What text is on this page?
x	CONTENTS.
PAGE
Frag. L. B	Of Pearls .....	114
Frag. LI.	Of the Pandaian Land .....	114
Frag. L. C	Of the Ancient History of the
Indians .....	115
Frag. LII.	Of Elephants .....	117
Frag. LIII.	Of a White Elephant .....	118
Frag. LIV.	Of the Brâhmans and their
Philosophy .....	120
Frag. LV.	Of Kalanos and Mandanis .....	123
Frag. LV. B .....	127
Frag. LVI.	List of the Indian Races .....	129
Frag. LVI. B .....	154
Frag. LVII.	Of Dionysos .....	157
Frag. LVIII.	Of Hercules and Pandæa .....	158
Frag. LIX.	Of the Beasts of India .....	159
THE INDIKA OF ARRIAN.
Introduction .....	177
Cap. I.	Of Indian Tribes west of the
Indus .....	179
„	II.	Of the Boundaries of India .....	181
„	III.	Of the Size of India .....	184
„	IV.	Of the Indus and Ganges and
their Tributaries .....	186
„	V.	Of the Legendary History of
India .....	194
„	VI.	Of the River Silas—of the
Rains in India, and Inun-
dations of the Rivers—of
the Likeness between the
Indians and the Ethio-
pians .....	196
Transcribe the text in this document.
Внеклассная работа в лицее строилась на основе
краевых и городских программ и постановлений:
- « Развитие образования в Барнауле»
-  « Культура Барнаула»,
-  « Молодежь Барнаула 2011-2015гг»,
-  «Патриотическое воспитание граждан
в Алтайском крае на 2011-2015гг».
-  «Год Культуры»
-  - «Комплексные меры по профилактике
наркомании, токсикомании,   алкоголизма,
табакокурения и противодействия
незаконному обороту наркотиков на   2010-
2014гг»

Problem description >> Using the data above, output each line exactly.

Expected answer >>
What text is on this page?
x	CONTENTS.
PAGE
Frag. L. B	Of Pearls .....	114
Frag. LI.	Of the Pandaian Land .....	114
Frag. L. C	Of the Ancient History of the
Indians .....	115
Frag. LII.	Of Elephants .....	117
Frag. LIII.	Of a White Elephant .....	118
Frag. LIV.	Of the Brâhmans and their
Philosophy .....	120
Frag. LV.	Of Kalanos and Mandanis .....	123
Frag. LV. B .....	127
Frag. LVI.	List of the Indian Races .....	129
Frag. LVI. B .....	154
Frag. LVII.	Of Dionysos .....	157
Frag. LVIII.	Of Hercules and Pandæa .....	158
Frag. LIX.	Of the Beasts of India .....	159
THE INDIKA OF ARRIAN.
Introduction .....	177
Cap. I.	Of Indian Tribes west of the
Indus .....	179
„	II.	Of the Boundaries of India .....	181
„	III.	Of the Size of India .....	184
„	IV.	Of the Indus and Ganges and
their Tributaries .....	186
„	V.	Of the Legendary History of
India .....	194
„	VI.	Of the River Silas—of the
Rains in India, and Inun-
dations of the Rivers—of
the Likeness between the
Indians and the Ethio-
pians .....	196
Transcribe the text in this document.
Внеклассная работа в лицее строилась на основе
краевых и городских программ и постановлений:
- « Развитие образования в Барнауле»
-  « Культура Барнаула»,
-  « Молодежь Барнаула 2011-2015гг»,
-  «Патриотическое воспитание граждан
в Алтайском крае на 2011-2015гг».
-  «Год Культуры»
-  - «Комплексные меры по профилактике
наркомании, токсикомании,   алкоголизма,
табакокурения и противодействия
незаконному обороту наркотиков на   2010-
2014гг»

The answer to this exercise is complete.